[Job]
Extract the full set of records that follows, word for word.

[Data lines]
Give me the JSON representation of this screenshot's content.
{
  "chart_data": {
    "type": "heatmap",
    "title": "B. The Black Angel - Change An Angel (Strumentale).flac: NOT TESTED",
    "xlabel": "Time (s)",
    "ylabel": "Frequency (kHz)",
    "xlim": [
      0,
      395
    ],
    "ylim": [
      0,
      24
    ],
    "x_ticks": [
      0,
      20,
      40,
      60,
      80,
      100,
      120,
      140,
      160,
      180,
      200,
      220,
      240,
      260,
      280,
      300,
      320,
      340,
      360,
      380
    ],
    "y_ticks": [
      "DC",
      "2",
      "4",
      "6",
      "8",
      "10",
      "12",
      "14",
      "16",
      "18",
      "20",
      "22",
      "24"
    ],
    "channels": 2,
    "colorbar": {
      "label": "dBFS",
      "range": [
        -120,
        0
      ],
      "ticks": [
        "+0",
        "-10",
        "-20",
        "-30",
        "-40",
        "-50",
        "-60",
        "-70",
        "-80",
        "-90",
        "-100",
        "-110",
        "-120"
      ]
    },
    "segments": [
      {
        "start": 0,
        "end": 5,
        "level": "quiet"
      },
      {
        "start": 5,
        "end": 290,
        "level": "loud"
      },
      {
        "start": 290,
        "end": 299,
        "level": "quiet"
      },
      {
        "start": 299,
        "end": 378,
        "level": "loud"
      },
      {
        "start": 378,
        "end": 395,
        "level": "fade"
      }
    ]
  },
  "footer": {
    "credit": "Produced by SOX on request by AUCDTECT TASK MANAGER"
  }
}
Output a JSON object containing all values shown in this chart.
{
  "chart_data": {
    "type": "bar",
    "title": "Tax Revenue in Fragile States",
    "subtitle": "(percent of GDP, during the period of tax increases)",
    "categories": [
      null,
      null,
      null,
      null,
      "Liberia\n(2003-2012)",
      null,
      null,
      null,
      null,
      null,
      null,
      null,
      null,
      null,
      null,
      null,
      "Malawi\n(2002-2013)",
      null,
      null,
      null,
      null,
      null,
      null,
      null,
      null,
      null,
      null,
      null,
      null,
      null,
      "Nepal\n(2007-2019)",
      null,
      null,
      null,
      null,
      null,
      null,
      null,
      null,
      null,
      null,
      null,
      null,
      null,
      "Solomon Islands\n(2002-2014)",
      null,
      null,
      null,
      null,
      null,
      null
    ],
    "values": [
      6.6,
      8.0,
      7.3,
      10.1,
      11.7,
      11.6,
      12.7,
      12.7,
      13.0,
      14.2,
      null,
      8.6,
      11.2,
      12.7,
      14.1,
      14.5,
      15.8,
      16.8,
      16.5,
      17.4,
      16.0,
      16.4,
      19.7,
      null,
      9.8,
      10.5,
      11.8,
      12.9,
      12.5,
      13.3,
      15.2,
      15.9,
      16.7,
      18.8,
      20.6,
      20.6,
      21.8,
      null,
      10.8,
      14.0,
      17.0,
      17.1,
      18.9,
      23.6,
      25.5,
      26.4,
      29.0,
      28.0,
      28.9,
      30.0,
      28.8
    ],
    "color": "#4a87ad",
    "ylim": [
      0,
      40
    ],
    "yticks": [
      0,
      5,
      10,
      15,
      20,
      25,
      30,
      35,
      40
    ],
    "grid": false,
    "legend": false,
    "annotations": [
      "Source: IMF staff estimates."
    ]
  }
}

[Correct answer]
Give me the JSON representation of this screenshot's content.
{
  "chart_data": {
    "type": "heatmap",
    "title": "B. The Black Angel - Change An Angel (Strumentale).flac: NOT TESTED",
    "xlabel": "Time (s)",
    "ylabel": "Frequency (kHz)",
    "xlim": [
      0,
      395
    ],
    "ylim": [
      0,
      24
    ],
    "x_ticks": [
      0,
      20,
      40,
      60,
      80,
      100,
      120,
      140,
      160,
      180,
      200,
      220,
      240,
      260,
      280,
      300,
      320,
      340,
      360,
      380
    ],
    "y_ticks": [
      "DC",
      "2",
      "4",
      "6",
      "8",
      "10",
      "12",
      "14",
      "16",
      "18",
      "20",
      "22",
      "24"
    ],
    "channels": 2,
    "colorbar": {
      "label": "dBFS",
      "range": [
        -120,
        0
      ],
      "ticks": [
        "+0",
        "-10",
        "-20",
        "-30",
        "-40",
        "-50",
        "-60",
        "-70",
        "-80",
        "-90",
        "-100",
        "-110",
        "-120"
      ]
    },
    "segments": [
      {
        "start": 0,
        "end": 5,
        "level": "quiet"
      },
      {
        "start": 5,
        "end": 290,
        "level": "loud"
      },
      {
        "start": 290,
        "end": 299,
        "level": "quiet"
      },
      {
        "start": 299,
        "end": 378,
        "level": "loud"
      },
      {
        "start": 378,
        "end": 395,
        "level": "fade"
      }
    ]
  },
  "footer": {
    "credit": "Produced by SOX on request by AUCDTECT TASK MANAGER"
  }
}
Output a JSON object containing all values shown in this chart.
{
  "chart_data": {
    "type": "bar",
    "title": "Tax Revenue in Fragile States",
    "subtitle": "(percent of GDP, during the period of tax increases)",
    "categories": [
      null,
      null,
      null,
      null,
      "Liberia\n(2003-2012)",
      null,
      null,
      null,
      null,
      null,
      null,
      null,
      null,
      null,
      null,
      null,
      "Malawi\n(2002-2013)",
      null,
      null,
      null,
      null,
      null,
      null,
      null,
      null,
      null,
      null,
      null,
      null,
      null,
      "Nepal\n(2007-2019)",
      null,
      null,
      null,
      null,
      null,
      null,
      null,
      null,
      null,
      null,
      null,
      null,
      null,
      "Solomon Islands\n(2002-2014)",
      null,
      null,
      null,
      null,
      null,
      null
    ],
    "values": [
      6.6,
      8.0,
      7.3,
      10.1,
      11.7,
      11.6,
      12.7,
      12.7,
      13.0,
      14.2,
      null,
      8.6,
      11.2,
      12.7,
      14.1,
      14.5,
      15.8,
      16.8,
      16.5,
      17.4,
      16.0,
      16.4,
      19.7,
      null,
      9.8,
      10.5,
      11.8,
      12.9,
      12.5,
      13.3,
      15.2,
      15.9,
      16.7,
      18.8,
      20.6,
      20.6,
      21.8,
      null,
      10.8,
      14.0,
      17.0,
      17.1,
      18.9,
      23.6,
      25.5,
      26.4,
      29.0,
      28.0,
      28.9,
      30.0,
      28.8
    ],
    "color": "#4a87ad",
    "ylim": [
      0,
      40
    ],
    "yticks": [
      0,
      5,
      10,
      15,
      20,
      25,
      30,
      35,
      40
    ],
    "grid": false,
    "legend": false,
    "annotations": [
      "Source: IMF staff estimates."
    ]
  }
}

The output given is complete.